START Materials provided
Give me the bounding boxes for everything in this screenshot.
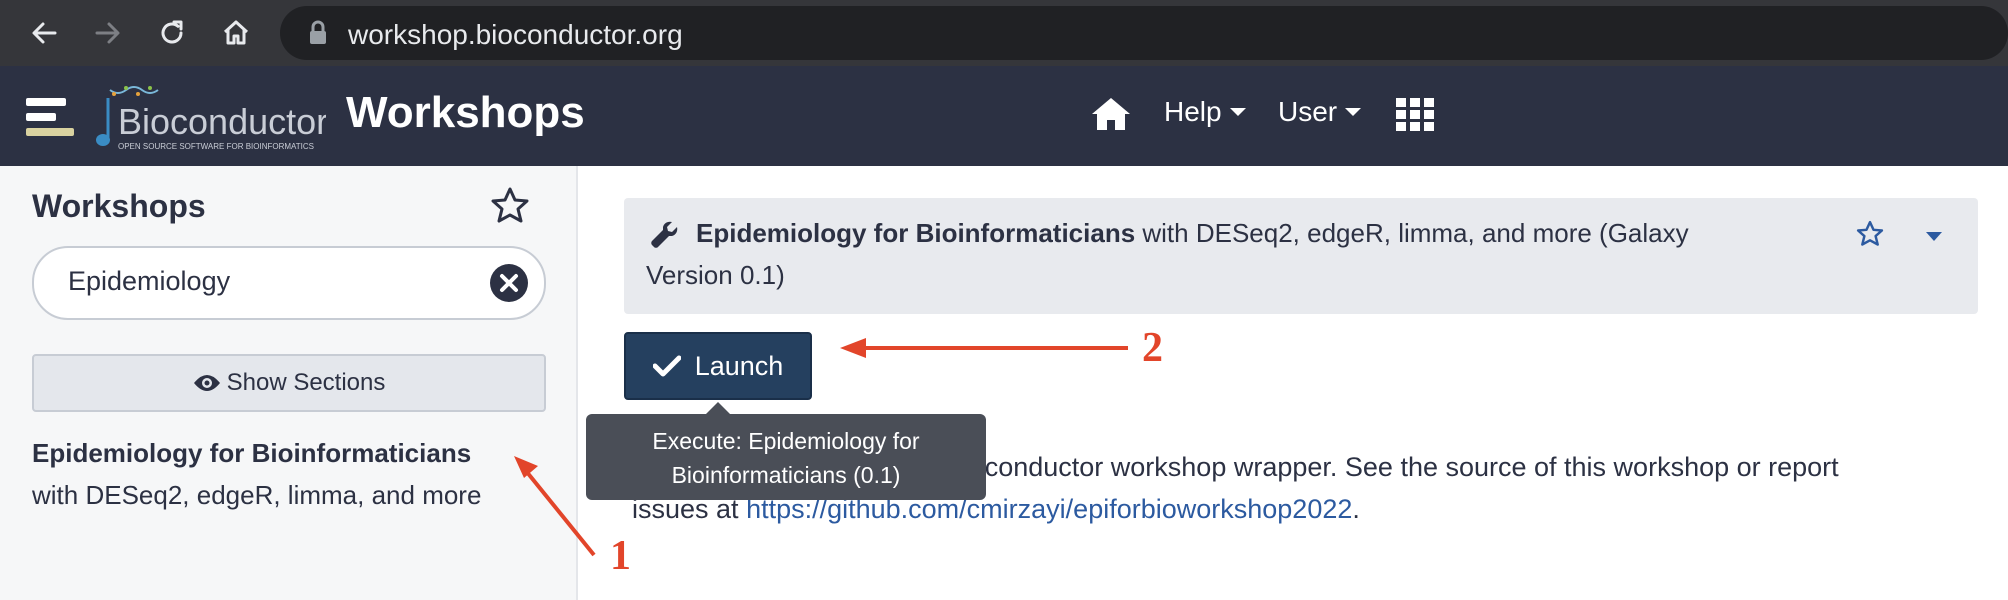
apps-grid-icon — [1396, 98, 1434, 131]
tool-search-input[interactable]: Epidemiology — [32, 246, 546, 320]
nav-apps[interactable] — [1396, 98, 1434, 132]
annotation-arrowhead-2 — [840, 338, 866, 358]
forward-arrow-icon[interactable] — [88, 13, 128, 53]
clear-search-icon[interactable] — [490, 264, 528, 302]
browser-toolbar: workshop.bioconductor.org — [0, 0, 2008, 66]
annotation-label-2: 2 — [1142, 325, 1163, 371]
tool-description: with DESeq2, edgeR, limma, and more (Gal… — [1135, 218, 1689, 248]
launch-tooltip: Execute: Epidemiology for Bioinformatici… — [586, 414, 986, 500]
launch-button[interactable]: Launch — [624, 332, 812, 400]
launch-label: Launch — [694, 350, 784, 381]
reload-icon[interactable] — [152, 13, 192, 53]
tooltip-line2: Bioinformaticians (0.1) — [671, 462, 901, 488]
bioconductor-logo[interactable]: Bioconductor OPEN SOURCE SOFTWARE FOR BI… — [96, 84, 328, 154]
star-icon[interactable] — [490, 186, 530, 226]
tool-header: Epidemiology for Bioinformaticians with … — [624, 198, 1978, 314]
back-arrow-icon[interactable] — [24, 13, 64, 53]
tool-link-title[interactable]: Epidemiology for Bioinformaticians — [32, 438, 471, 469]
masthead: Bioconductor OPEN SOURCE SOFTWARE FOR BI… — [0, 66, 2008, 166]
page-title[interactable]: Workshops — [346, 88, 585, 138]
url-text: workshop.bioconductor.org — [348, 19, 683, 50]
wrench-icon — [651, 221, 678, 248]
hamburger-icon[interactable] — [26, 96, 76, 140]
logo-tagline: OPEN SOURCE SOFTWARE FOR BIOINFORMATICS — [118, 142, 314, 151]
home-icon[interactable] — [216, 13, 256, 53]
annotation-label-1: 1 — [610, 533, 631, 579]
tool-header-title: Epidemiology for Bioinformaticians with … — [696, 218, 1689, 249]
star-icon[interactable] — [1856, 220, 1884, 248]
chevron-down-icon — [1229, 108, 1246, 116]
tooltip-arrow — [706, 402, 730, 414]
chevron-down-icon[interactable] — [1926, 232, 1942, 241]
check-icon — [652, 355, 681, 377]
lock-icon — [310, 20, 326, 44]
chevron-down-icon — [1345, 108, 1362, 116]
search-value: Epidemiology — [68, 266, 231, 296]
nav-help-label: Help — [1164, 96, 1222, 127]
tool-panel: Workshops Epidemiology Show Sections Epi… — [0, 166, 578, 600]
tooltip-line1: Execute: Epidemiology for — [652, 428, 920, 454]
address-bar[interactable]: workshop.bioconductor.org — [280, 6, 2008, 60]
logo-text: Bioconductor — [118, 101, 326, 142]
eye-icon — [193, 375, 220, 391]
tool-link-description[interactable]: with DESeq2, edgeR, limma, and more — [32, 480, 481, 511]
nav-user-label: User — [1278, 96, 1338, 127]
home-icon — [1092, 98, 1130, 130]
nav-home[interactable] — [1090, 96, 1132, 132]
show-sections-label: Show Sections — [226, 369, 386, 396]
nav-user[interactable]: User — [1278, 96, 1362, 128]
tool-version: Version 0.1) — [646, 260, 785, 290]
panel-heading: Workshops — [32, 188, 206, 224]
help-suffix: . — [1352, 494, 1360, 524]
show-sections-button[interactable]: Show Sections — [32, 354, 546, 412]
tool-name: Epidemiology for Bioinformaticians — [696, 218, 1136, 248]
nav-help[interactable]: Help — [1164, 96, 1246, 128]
END Materials provided
START Materials provided
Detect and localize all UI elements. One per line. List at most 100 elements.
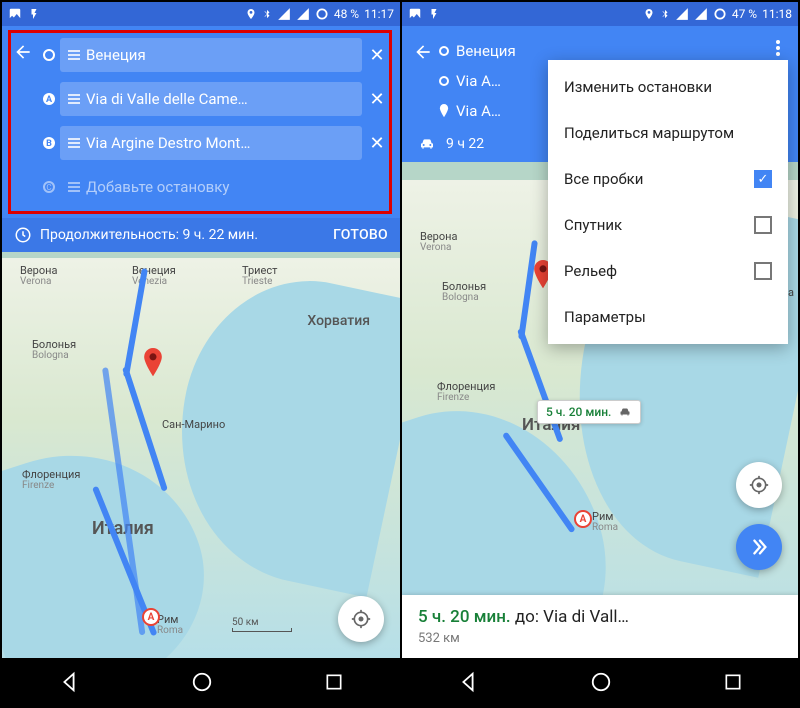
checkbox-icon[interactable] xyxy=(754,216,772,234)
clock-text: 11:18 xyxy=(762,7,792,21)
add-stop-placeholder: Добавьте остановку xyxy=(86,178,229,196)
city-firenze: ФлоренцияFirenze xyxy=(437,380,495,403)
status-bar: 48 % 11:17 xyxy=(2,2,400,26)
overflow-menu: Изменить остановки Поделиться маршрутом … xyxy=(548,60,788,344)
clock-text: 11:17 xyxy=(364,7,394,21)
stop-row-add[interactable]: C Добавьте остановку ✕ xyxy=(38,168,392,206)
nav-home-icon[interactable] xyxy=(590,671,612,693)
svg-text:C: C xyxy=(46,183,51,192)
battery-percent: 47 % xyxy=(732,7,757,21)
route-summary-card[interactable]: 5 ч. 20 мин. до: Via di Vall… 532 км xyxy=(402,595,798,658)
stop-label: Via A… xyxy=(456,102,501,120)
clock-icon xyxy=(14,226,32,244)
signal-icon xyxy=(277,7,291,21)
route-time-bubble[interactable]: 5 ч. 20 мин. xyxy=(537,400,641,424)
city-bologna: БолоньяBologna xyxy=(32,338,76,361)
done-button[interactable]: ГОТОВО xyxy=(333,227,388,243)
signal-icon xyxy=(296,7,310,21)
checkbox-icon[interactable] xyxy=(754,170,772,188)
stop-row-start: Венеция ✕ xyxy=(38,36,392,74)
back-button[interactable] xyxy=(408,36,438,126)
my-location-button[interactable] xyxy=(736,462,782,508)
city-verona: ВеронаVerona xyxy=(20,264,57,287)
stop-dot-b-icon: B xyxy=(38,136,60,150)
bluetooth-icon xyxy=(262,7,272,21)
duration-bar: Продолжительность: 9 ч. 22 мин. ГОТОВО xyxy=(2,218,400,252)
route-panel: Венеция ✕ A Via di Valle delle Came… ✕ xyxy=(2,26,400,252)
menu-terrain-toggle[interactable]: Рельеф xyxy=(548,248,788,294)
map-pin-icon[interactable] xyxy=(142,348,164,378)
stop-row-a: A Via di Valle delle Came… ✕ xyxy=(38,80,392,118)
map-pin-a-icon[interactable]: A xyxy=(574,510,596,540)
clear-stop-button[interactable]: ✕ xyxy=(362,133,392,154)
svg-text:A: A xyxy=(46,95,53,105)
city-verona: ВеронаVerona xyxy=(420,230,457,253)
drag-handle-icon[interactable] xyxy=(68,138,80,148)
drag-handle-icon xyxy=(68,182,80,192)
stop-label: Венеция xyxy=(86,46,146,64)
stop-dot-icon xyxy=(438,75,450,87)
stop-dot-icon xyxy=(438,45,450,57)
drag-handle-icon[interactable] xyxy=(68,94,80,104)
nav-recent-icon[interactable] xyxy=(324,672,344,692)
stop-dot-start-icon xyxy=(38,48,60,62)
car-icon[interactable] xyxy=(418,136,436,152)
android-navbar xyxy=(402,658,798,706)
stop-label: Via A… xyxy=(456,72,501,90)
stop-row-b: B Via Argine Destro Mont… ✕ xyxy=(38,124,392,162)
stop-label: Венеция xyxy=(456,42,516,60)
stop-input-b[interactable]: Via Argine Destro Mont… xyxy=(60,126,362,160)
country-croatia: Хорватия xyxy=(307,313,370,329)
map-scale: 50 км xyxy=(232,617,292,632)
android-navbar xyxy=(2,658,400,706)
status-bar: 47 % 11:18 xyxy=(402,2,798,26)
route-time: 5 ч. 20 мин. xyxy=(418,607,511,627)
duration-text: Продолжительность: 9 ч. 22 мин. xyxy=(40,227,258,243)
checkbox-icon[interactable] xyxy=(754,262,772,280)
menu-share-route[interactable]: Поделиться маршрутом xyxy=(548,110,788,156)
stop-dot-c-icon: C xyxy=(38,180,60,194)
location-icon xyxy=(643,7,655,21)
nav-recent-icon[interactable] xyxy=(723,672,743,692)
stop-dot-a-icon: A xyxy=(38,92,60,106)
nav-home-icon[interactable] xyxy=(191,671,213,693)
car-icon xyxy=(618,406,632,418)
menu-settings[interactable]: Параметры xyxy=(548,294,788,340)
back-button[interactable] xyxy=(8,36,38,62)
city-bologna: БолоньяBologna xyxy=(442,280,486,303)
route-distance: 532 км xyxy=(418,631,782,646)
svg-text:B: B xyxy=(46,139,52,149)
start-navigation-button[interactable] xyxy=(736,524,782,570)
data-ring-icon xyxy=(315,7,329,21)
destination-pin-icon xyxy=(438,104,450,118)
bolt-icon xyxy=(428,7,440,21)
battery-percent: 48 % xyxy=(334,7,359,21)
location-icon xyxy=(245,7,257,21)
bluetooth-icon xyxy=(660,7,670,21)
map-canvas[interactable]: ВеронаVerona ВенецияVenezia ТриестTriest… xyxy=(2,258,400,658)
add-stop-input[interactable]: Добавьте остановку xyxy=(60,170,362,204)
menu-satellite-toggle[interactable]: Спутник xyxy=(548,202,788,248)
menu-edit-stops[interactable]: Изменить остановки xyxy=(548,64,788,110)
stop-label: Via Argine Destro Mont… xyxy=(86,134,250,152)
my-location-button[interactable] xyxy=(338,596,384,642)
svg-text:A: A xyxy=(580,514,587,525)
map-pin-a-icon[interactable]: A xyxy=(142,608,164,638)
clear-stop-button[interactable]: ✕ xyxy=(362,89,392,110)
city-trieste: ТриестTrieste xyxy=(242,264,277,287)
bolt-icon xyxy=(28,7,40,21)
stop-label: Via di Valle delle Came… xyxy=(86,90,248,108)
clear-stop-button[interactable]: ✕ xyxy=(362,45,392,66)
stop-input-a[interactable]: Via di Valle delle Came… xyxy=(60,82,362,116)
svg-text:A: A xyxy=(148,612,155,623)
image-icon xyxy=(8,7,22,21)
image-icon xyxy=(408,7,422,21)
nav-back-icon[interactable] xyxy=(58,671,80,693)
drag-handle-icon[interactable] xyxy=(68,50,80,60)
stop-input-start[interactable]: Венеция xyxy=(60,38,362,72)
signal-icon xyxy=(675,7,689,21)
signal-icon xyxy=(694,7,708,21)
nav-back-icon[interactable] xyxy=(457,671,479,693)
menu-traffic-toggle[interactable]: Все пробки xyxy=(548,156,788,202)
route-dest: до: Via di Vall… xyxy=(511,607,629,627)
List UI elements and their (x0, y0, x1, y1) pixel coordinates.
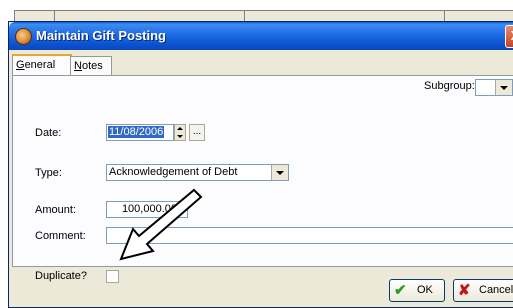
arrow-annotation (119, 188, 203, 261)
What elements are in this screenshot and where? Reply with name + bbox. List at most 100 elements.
END Materials provided
START Materials provided
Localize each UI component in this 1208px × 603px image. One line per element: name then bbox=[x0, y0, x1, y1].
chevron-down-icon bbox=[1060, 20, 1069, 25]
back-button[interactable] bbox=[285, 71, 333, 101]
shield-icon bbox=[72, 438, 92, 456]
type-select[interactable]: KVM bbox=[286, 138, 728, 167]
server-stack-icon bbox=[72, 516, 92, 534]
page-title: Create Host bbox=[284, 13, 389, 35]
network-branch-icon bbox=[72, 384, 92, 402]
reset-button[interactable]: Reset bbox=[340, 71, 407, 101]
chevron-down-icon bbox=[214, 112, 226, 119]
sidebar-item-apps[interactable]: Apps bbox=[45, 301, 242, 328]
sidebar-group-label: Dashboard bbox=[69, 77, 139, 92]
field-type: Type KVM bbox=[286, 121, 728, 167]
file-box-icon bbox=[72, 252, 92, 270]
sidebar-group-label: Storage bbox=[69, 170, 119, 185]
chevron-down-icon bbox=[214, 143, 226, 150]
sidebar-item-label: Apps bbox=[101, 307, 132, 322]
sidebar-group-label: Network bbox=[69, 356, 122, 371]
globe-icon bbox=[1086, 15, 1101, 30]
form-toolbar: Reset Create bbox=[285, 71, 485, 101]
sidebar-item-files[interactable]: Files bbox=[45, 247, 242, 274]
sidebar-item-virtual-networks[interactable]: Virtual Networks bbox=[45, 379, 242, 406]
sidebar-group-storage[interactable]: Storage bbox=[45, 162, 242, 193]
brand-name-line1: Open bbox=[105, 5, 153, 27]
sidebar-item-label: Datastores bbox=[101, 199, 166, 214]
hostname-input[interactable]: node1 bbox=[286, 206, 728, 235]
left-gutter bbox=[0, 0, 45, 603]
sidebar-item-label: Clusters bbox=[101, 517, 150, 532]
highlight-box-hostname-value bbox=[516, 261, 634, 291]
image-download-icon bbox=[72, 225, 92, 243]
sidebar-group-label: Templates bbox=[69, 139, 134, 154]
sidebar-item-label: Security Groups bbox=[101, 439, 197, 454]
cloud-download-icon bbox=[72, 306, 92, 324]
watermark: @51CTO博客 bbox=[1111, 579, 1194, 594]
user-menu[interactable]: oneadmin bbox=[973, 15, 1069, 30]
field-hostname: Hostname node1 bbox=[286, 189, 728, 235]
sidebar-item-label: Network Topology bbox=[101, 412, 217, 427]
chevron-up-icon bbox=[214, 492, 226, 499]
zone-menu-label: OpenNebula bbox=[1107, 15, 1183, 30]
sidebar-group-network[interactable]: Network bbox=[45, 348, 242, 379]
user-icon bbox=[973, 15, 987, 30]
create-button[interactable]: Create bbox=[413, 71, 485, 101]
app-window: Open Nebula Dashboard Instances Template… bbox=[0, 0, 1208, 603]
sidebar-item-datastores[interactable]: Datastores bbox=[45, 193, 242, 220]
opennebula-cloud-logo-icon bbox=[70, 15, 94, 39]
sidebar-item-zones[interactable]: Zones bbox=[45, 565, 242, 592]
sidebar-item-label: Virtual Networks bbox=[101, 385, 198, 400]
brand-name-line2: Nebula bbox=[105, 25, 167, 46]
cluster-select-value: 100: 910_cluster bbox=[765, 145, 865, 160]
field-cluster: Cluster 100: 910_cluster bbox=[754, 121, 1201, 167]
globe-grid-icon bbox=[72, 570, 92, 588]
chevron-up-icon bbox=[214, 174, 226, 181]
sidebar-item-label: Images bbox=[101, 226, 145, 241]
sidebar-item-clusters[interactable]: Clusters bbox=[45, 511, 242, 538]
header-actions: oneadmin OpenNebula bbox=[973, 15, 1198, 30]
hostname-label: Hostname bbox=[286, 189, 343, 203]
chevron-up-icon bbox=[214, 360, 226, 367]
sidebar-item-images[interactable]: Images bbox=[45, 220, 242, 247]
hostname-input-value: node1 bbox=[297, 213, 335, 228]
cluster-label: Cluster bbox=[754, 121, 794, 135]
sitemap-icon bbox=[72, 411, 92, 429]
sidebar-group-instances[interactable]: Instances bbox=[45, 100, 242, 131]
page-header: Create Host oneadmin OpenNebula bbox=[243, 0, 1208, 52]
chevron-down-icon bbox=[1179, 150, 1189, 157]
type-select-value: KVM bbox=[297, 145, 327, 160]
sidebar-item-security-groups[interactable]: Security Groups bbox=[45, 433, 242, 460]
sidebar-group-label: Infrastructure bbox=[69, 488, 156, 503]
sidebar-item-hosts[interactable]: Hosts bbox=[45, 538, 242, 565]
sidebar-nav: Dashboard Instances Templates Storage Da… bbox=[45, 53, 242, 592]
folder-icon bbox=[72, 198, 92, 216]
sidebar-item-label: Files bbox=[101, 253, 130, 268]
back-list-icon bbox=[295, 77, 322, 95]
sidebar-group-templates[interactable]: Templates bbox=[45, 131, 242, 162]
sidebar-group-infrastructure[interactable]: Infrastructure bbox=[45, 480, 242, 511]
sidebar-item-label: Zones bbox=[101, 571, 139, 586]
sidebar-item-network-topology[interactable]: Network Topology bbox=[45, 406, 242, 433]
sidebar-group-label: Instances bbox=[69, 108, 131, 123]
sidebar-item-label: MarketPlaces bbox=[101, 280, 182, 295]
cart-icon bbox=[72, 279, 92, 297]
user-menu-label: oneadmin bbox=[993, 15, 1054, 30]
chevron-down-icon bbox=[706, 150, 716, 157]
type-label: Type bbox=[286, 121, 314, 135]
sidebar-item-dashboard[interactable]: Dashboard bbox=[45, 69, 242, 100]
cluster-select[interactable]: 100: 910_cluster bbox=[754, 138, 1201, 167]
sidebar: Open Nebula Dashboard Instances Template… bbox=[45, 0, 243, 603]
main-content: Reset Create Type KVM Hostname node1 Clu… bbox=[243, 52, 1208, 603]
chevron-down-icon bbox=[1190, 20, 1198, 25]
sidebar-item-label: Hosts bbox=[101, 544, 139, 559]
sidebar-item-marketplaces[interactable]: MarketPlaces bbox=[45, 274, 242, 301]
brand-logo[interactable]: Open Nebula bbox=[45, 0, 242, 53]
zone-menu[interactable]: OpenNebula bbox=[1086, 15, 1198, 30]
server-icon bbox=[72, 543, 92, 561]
END Materials provided
- [Stated problem] Rewrite the records from the line with "apps-grid-icon — [1396, 98, 1434, 131]" to the line with "lock-icon — [310, 20, 326, 44]", changing "Workshops" to "Courses" and leaving everything else as it is. Give only those lines.

- [Response for this exercise]
apps-grid-icon — [1396, 98, 1434, 131]
tool-search-input[interactable]: Epidemiology — [32, 246, 546, 320]
nav-apps[interactable] — [1396, 98, 1434, 132]
annotation-arrowhead-2 — [840, 338, 866, 358]
forward-arrow-icon[interactable] — [88, 13, 128, 53]
clear-search-icon[interactable] — [490, 264, 528, 302]
browser-toolbar: workshop.bioconductor.org — [0, 0, 2008, 66]
annotation-label-2: 2 — [1142, 325, 1163, 371]
tool-description: with DESeq2, edgeR, limma, and more (Gal… — [1135, 218, 1689, 248]
launch-tooltip: Execute: Epidemiology for Bioinformatici… — [586, 414, 986, 500]
launch-button[interactable]: Launch — [624, 332, 812, 400]
launch-label: Launch — [694, 350, 784, 381]
reload-icon[interactable] — [152, 13, 192, 53]
tooltip-line2: Bioinformaticians (0.1) — [671, 462, 901, 488]
bioconductor-logo[interactable]: Bioconductor OPEN SOURCE SOFTWARE FOR BI… — [96, 84, 328, 154]
star-icon[interactable] — [490, 186, 530, 226]
tool-header: Epidemiology for Bioinformaticians with … — [624, 198, 1978, 314]
back-arrow-icon[interactable] — [24, 13, 64, 53]
tool-link-title[interactable]: Epidemiology for Bioinformaticians — [32, 438, 471, 469]
masthead: Bioconductor OPEN SOURCE SOFTWARE FOR BI… — [0, 66, 2008, 166]
page-title[interactable]: Courses — [346, 88, 585, 138]
url-text: workshop.bioconductor.org — [348, 19, 683, 50]
wrench-icon — [651, 221, 678, 248]
hamburger-icon[interactable] — [26, 96, 76, 140]
logo-tagline: OPEN SOURCE SOFTWARE FOR BIOINFORMATICS — [118, 142, 314, 151]
home-icon[interactable] — [216, 13, 256, 53]
annotation-label-1: 1 — [610, 533, 631, 579]
tool-header-title: Epidemiology for Bioinformaticians with … — [696, 218, 1689, 249]
star-icon[interactable] — [1856, 220, 1884, 248]
chevron-down-icon — [1229, 108, 1246, 116]
tooltip-arrow — [706, 402, 730, 414]
chevron-down-icon[interactable] — [1926, 232, 1942, 241]
check-icon — [652, 355, 681, 377]
lock-icon — [310, 20, 326, 44]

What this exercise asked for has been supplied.